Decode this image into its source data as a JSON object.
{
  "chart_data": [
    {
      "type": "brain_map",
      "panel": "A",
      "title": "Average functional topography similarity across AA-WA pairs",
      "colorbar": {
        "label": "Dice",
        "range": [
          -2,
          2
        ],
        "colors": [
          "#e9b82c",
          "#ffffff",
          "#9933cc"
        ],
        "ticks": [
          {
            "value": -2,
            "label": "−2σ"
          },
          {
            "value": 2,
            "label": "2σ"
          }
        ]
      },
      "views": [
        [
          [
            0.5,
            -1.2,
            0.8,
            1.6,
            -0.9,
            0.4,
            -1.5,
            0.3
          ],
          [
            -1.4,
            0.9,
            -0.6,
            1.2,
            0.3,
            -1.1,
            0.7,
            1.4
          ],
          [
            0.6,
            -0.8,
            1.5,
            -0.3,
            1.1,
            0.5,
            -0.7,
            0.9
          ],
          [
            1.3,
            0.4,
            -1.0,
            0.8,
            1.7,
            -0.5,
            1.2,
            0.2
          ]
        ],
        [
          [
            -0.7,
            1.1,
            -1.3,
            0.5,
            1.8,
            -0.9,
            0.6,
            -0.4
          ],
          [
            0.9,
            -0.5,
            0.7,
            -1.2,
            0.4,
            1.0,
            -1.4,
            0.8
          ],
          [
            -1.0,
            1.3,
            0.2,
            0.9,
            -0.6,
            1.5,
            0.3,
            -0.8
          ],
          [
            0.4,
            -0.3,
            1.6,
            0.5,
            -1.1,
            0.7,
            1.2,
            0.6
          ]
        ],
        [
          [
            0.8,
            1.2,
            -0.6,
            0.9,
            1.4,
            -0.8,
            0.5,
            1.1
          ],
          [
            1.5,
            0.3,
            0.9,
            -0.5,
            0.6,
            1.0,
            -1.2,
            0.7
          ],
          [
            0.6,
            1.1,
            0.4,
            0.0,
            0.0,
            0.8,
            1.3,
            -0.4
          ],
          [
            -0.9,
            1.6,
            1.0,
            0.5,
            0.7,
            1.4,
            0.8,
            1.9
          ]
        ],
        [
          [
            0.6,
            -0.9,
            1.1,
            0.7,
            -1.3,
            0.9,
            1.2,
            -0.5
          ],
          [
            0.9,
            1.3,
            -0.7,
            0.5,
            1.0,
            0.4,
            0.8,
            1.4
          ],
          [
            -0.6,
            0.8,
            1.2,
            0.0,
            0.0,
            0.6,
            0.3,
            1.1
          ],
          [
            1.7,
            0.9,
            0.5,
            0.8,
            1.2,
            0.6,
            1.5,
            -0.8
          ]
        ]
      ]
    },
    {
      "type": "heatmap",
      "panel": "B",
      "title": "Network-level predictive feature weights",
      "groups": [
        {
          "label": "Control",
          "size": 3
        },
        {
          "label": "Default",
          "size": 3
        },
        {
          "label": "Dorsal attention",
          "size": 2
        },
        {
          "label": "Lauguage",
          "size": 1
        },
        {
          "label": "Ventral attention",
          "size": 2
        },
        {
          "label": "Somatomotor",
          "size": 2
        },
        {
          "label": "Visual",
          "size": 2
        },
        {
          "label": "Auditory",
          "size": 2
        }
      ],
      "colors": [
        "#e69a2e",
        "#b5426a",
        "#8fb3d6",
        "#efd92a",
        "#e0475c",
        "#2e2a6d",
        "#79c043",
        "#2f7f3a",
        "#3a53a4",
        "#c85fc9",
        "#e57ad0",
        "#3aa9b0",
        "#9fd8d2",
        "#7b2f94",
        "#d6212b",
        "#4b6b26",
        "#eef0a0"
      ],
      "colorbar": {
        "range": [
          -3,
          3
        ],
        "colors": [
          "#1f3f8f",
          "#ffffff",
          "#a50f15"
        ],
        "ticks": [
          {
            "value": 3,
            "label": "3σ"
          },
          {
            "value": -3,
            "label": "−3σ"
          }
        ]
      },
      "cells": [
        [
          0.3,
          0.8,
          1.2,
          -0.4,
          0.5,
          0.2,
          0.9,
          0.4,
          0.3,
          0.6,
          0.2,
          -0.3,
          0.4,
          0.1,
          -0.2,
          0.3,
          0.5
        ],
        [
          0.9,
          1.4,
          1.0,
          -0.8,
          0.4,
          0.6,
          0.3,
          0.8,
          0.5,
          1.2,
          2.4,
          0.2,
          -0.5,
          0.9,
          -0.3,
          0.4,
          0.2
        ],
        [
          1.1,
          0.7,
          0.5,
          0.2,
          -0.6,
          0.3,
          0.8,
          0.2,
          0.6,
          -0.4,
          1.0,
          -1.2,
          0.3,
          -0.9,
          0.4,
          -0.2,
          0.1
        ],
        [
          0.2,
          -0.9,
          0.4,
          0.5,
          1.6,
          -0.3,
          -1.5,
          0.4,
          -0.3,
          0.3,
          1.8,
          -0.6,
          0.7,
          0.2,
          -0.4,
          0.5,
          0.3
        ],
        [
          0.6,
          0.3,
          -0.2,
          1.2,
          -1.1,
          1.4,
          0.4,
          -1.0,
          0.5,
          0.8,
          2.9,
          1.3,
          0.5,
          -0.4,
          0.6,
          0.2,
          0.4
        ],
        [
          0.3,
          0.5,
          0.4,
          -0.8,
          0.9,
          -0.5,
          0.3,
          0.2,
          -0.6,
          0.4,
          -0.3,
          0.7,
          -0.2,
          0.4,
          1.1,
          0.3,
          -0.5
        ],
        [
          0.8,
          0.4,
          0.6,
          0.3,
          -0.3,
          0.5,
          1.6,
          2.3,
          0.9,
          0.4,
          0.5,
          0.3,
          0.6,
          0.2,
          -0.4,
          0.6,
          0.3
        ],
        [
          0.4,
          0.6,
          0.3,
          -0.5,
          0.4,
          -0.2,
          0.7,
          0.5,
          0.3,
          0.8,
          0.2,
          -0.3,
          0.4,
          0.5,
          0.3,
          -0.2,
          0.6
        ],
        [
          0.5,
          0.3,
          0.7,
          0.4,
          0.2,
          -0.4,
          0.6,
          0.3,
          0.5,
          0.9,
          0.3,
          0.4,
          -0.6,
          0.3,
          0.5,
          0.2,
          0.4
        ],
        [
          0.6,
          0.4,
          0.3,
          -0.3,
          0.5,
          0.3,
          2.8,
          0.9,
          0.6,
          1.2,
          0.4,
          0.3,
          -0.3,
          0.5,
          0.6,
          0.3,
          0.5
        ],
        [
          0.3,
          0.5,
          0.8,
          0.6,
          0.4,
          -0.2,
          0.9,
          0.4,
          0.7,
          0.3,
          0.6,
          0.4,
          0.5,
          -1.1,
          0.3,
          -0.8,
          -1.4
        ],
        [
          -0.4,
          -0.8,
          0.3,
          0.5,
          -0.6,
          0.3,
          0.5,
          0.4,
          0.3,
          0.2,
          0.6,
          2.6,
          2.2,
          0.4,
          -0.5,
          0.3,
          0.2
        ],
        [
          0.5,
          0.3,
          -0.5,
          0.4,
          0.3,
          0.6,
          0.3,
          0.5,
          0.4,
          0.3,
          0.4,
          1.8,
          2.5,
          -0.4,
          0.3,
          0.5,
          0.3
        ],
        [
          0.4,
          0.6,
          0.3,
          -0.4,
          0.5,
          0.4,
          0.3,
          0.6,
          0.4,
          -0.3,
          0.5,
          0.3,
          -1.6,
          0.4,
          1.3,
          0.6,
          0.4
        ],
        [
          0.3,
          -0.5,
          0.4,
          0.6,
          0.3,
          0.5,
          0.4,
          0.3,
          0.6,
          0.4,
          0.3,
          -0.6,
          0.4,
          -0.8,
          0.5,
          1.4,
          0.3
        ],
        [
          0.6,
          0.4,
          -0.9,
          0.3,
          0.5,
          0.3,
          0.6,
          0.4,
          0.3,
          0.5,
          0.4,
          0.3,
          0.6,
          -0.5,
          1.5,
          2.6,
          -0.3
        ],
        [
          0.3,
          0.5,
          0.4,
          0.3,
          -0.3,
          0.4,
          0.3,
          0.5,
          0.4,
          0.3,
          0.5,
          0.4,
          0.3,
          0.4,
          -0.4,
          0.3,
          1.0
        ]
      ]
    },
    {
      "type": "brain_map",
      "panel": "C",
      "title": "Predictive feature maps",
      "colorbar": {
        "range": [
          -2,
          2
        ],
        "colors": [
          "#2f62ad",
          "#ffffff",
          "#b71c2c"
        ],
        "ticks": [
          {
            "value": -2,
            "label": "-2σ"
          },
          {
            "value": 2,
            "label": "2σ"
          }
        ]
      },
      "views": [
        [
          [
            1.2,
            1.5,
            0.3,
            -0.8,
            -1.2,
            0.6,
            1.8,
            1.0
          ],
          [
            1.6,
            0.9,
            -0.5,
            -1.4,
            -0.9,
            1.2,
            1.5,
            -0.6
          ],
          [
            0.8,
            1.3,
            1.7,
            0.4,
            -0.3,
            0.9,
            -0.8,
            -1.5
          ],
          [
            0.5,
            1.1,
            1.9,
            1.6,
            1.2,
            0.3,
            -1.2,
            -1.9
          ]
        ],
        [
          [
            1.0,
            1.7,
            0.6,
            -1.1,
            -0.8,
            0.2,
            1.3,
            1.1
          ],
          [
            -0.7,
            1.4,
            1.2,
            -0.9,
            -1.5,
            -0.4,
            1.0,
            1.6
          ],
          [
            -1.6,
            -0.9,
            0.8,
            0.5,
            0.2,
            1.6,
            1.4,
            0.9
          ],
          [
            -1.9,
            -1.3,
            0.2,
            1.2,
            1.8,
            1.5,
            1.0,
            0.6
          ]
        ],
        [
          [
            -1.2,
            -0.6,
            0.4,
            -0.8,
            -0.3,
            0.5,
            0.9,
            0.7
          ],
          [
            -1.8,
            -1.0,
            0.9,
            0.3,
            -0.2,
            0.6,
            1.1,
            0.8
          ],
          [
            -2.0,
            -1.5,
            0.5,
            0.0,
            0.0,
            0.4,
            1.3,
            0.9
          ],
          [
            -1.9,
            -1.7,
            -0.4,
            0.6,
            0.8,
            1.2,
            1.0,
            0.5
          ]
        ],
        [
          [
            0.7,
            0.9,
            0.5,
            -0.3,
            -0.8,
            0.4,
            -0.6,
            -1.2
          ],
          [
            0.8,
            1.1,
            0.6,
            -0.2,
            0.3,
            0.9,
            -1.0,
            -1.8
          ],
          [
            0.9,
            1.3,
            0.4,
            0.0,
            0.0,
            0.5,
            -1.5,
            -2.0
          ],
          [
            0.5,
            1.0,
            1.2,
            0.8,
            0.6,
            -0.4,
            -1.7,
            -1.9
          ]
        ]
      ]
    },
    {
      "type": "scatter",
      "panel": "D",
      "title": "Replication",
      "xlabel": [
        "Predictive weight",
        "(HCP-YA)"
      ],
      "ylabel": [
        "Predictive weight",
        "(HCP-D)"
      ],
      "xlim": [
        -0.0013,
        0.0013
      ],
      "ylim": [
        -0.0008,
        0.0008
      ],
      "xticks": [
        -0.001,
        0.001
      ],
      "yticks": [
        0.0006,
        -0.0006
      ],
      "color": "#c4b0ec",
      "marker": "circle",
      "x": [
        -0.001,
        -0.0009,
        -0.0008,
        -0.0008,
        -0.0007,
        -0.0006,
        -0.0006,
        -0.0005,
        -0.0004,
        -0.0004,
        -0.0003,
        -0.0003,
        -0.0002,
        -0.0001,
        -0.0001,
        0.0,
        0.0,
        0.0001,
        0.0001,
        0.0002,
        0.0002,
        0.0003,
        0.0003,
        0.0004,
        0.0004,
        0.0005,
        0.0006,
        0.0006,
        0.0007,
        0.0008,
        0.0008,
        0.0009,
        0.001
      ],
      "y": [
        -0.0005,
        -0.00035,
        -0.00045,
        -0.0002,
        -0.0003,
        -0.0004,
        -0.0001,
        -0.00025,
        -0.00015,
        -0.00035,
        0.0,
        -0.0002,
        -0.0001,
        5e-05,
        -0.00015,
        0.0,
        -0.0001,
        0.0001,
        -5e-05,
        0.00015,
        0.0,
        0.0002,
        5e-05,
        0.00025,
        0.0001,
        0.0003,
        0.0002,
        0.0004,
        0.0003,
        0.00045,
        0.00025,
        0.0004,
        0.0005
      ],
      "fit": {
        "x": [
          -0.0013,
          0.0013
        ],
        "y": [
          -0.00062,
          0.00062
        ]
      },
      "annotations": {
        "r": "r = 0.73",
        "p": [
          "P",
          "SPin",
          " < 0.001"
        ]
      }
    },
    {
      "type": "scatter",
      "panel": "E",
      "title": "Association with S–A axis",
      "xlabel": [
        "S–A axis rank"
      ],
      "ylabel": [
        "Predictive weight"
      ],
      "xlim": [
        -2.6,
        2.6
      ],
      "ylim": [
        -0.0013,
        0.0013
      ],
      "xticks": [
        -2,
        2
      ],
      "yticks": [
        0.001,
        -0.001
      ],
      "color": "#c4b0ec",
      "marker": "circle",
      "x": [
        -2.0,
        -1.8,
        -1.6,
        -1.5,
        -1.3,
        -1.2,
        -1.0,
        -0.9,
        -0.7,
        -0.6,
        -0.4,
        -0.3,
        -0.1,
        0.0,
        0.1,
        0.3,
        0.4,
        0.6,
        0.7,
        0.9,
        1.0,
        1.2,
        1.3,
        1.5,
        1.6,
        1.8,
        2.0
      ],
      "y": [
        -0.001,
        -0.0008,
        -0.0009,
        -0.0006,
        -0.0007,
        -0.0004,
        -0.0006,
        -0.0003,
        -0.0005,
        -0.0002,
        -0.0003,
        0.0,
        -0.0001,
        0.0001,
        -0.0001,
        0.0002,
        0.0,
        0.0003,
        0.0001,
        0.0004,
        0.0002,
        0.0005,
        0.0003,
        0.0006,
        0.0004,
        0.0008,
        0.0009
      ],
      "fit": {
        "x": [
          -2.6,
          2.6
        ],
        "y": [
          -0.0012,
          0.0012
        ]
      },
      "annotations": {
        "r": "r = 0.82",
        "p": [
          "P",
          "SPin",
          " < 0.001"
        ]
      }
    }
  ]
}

Goal of the exercise -> Go through the material line by line. Show each line that contains the string "axis".

The output ->
      "title": "Association with S–A axis",
        "S–A axis rank"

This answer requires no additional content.